# Start of ENTRIES PROVIDED

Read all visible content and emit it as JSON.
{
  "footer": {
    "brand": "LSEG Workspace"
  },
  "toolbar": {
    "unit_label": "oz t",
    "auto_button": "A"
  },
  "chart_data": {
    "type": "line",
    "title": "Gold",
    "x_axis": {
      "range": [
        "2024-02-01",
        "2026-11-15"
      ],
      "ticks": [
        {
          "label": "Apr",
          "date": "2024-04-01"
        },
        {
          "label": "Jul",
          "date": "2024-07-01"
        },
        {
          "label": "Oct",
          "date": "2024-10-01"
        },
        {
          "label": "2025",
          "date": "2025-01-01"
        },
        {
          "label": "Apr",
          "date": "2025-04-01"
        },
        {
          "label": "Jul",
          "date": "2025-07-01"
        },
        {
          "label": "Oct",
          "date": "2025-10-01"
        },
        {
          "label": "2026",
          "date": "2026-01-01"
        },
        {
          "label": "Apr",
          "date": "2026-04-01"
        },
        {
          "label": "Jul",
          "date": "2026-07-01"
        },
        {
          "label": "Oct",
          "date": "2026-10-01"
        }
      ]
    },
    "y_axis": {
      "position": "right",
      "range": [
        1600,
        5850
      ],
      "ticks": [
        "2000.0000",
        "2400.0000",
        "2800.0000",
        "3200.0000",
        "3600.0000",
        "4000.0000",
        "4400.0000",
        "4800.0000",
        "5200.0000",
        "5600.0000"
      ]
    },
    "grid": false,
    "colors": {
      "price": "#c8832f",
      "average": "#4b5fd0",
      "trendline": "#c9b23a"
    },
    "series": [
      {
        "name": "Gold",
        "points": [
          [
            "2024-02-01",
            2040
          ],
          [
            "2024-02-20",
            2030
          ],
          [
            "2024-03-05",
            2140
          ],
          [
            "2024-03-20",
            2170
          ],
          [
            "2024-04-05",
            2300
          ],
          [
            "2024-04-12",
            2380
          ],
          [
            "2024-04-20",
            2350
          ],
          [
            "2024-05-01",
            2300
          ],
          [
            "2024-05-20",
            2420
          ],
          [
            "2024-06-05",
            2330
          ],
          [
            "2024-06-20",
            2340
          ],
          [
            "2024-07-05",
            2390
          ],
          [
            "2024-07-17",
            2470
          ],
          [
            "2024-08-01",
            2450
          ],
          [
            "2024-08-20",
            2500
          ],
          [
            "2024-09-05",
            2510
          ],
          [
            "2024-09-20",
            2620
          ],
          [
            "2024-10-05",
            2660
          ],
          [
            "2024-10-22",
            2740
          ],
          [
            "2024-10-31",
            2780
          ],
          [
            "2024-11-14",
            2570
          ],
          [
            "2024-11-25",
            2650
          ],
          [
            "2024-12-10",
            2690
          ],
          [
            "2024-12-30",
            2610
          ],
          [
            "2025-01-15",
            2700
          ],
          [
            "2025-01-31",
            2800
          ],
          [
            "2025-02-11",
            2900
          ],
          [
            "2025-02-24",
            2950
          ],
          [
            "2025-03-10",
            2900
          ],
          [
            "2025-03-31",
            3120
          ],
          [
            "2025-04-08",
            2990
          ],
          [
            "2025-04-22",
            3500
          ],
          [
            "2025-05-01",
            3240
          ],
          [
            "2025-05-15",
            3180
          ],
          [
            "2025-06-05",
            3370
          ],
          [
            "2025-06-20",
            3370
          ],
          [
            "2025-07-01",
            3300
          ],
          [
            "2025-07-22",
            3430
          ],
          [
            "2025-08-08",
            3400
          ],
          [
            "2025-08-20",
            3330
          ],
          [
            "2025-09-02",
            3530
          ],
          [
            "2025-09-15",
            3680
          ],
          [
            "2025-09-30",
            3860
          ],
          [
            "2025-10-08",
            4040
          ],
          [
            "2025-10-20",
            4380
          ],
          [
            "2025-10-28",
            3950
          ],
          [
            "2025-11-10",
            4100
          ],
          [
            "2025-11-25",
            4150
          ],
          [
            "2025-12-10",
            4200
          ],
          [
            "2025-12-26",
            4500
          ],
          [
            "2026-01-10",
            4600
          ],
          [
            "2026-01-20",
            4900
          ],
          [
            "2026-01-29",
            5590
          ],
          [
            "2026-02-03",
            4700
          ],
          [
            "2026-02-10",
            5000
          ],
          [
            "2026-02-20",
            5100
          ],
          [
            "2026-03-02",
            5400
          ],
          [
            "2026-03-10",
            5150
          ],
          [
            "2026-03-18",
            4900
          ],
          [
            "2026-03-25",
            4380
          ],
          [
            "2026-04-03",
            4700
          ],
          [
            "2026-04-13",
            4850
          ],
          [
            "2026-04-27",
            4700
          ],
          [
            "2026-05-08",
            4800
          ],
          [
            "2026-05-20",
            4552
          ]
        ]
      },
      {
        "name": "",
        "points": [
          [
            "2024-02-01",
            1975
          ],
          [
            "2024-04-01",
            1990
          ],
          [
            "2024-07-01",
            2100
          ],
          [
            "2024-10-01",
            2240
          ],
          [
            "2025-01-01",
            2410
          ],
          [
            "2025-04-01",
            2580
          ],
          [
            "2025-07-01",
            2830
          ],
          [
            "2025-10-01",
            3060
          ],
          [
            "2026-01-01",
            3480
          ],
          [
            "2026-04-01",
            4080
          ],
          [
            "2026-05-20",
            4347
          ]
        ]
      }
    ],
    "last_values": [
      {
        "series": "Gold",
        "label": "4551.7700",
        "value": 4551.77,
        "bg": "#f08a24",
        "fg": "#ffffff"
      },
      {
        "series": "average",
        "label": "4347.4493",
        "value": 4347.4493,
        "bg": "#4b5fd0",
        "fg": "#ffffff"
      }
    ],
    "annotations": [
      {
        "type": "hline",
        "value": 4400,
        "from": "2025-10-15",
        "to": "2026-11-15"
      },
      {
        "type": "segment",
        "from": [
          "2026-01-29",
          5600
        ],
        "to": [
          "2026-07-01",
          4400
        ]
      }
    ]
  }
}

# End of ENTRIES PROVIDED

◆ INSTRUCTIONS FOR THE TASK ◆
Where does the word "date" appear in the listing? List each line that holds it.

◆ FULL RESPONSE ◆
          "date": "2024-04-01"
          "date": "2024-07-01"
          "date": "2024-10-01"
          "date": "2025-01-01"
          "date": "2025-04-01"
          "date": "2025-07-01"
          "date": "2025-10-01"
          "date": "2026-01-01"
          "date": "2026-04-01"
          "date": "2026-07-01"
          "date": "2026-10-01"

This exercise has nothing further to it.